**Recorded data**
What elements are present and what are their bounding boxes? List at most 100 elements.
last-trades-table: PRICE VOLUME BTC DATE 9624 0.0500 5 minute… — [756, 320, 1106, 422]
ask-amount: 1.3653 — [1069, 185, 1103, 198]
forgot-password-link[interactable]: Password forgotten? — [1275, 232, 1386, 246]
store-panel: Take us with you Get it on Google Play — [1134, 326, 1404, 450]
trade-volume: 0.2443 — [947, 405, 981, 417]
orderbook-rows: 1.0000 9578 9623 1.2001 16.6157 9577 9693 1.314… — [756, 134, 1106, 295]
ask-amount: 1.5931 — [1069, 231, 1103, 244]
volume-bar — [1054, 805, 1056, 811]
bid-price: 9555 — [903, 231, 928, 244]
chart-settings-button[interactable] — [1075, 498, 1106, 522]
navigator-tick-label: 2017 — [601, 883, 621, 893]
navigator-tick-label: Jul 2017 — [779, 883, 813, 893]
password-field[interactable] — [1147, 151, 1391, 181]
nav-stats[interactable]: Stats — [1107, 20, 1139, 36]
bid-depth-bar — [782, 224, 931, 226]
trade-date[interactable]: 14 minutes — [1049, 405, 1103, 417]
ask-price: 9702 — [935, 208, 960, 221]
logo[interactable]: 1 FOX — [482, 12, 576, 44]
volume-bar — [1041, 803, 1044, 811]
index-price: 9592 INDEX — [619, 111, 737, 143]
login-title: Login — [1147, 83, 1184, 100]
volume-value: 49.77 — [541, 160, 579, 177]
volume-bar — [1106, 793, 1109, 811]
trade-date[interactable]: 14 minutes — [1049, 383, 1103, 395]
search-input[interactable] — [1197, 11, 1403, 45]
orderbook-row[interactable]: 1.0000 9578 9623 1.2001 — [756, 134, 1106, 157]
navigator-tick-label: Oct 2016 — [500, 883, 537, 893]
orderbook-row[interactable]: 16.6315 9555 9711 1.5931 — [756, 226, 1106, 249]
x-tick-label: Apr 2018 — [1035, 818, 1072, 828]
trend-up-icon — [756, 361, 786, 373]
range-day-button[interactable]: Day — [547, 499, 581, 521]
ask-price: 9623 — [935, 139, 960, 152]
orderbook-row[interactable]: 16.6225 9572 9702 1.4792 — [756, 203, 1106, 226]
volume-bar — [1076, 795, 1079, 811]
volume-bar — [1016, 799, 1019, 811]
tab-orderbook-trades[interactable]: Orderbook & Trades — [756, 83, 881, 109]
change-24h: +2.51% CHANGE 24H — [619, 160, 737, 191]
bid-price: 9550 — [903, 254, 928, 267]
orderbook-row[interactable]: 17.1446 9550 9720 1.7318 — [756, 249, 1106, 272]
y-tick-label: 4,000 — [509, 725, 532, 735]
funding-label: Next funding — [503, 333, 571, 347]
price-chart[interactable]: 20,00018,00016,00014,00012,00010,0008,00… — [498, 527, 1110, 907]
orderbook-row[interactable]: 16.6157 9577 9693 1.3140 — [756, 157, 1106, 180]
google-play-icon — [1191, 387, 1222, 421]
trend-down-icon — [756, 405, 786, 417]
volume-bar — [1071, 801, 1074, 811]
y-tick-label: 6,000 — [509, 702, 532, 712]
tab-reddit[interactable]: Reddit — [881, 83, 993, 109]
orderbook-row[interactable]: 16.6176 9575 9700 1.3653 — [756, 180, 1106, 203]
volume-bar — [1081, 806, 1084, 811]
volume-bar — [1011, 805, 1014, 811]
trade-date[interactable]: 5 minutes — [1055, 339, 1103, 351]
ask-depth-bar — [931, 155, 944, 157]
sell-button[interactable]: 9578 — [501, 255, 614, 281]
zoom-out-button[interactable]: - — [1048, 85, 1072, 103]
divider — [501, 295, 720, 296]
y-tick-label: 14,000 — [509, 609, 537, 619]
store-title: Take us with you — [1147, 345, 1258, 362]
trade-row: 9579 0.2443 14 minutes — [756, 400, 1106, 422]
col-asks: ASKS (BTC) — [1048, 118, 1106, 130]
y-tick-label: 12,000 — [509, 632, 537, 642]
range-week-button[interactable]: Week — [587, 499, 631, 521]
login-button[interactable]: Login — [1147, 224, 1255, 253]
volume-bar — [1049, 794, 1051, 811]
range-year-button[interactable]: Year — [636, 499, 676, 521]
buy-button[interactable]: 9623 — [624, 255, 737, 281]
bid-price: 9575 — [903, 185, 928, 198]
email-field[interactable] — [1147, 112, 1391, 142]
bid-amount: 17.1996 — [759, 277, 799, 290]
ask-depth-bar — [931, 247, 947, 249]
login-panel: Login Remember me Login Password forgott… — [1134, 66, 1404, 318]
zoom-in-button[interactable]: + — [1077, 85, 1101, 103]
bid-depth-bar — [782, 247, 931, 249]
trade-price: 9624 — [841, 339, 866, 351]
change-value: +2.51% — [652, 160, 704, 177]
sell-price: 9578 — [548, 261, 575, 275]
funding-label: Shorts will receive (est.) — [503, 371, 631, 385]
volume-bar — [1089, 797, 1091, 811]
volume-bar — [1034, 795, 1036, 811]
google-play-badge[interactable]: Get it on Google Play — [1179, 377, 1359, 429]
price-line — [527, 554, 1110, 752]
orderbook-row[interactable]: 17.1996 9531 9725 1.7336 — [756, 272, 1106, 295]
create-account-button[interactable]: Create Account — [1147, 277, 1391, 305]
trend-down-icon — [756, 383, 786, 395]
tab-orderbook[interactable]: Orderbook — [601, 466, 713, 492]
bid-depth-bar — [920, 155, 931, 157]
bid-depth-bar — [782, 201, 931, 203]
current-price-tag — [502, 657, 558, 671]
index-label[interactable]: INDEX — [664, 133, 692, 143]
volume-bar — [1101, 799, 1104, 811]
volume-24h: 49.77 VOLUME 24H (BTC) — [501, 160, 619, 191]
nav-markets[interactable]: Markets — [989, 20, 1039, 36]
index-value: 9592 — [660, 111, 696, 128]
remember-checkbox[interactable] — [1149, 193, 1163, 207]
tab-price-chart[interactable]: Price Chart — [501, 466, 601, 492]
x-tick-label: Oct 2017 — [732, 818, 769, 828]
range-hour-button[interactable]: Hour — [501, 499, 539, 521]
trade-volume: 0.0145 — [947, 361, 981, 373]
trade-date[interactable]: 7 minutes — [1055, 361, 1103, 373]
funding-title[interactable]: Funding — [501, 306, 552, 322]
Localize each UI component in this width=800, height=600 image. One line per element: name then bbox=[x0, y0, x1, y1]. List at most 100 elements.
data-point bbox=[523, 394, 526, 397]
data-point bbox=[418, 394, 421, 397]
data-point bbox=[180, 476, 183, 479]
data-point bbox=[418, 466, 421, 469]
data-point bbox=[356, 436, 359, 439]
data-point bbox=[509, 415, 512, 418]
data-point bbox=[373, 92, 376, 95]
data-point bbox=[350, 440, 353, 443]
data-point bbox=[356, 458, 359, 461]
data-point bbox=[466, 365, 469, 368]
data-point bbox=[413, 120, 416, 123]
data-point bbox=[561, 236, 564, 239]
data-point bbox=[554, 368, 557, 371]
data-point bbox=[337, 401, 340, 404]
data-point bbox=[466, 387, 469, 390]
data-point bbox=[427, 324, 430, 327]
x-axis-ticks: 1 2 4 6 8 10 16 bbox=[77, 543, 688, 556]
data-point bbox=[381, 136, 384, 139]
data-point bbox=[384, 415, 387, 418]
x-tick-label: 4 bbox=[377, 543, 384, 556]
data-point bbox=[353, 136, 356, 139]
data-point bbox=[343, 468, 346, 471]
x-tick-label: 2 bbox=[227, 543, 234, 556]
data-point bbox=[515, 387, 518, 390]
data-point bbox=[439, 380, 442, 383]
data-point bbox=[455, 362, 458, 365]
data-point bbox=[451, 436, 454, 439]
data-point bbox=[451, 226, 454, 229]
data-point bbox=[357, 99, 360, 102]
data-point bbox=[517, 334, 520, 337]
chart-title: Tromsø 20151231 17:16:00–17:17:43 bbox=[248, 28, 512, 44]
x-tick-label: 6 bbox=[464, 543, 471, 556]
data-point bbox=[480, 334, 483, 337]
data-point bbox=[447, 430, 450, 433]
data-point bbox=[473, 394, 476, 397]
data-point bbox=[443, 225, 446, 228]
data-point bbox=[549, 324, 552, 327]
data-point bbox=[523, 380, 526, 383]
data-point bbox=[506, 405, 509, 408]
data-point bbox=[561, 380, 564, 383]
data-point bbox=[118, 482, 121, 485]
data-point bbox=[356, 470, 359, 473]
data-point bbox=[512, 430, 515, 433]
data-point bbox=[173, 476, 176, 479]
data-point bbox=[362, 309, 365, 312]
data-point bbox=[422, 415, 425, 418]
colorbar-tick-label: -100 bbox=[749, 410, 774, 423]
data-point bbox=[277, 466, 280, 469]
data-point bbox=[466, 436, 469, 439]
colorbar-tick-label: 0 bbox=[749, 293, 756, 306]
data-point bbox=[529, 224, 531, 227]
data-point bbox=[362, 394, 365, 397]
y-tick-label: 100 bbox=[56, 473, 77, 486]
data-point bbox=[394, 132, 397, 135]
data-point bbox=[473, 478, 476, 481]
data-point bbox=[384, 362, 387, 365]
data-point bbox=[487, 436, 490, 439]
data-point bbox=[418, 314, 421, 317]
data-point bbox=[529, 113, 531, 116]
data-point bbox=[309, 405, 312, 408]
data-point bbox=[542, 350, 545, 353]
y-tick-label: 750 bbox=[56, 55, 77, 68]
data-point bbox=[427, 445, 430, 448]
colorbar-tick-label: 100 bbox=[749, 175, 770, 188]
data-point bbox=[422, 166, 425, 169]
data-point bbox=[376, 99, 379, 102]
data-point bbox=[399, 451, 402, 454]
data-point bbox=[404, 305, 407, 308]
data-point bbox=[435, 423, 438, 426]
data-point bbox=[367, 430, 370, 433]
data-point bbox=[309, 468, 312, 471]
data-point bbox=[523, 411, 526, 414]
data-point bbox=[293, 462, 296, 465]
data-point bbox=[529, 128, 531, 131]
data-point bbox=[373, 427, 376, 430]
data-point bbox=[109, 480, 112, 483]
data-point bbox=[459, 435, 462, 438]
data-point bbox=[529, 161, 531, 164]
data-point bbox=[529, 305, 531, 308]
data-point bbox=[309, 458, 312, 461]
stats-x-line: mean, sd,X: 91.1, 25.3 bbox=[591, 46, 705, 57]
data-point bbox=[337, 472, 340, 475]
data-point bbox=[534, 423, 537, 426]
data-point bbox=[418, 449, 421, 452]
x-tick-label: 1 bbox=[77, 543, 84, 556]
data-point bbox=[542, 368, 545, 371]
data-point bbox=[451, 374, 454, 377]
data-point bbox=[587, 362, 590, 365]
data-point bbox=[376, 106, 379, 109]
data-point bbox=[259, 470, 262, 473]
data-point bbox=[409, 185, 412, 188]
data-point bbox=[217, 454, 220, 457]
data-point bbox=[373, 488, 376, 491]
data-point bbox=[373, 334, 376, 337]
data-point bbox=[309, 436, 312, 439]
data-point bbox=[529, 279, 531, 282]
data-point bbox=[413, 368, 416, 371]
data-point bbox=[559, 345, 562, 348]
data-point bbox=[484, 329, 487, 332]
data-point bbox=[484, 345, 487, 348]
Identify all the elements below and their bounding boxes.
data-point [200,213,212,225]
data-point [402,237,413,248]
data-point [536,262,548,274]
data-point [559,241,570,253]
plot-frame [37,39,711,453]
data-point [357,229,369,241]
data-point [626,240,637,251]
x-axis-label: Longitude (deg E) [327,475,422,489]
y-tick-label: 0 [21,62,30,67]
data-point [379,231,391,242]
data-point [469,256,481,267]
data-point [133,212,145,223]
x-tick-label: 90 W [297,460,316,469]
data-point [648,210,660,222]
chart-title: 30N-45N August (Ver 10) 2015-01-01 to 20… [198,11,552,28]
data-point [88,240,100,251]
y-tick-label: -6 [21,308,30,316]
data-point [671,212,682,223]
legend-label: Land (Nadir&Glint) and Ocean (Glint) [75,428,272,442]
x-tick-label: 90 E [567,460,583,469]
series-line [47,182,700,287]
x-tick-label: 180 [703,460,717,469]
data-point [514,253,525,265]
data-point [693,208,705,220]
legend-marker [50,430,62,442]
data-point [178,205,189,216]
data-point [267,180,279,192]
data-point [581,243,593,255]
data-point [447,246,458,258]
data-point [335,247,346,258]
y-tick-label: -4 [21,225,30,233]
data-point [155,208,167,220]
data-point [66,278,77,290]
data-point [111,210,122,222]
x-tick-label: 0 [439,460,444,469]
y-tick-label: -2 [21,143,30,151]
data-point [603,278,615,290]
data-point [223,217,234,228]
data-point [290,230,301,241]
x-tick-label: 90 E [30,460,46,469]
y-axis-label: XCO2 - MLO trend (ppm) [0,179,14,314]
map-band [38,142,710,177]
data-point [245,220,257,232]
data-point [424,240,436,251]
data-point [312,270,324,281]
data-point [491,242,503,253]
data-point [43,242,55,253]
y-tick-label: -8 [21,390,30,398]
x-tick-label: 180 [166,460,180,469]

**REQUEST**
Repeat the lines above verbatim, from the first line down to and including the line that contains "trade-volume: 0.2443 — [947, 405, 981, 417]".

**CORRECT OUTPUT**
What elements are present and what are their bounding boxes? List at most 100 elements.
last-trades-table: PRICE VOLUME BTC DATE 9624 0.0500 5 minute… — [756, 320, 1106, 422]
ask-amount: 1.3653 — [1069, 185, 1103, 198]
forgot-password-link[interactable]: Password forgotten? — [1275, 232, 1386, 246]
store-panel: Take us with you Get it on Google Play — [1134, 326, 1404, 450]
trade-volume: 0.2443 — [947, 405, 981, 417]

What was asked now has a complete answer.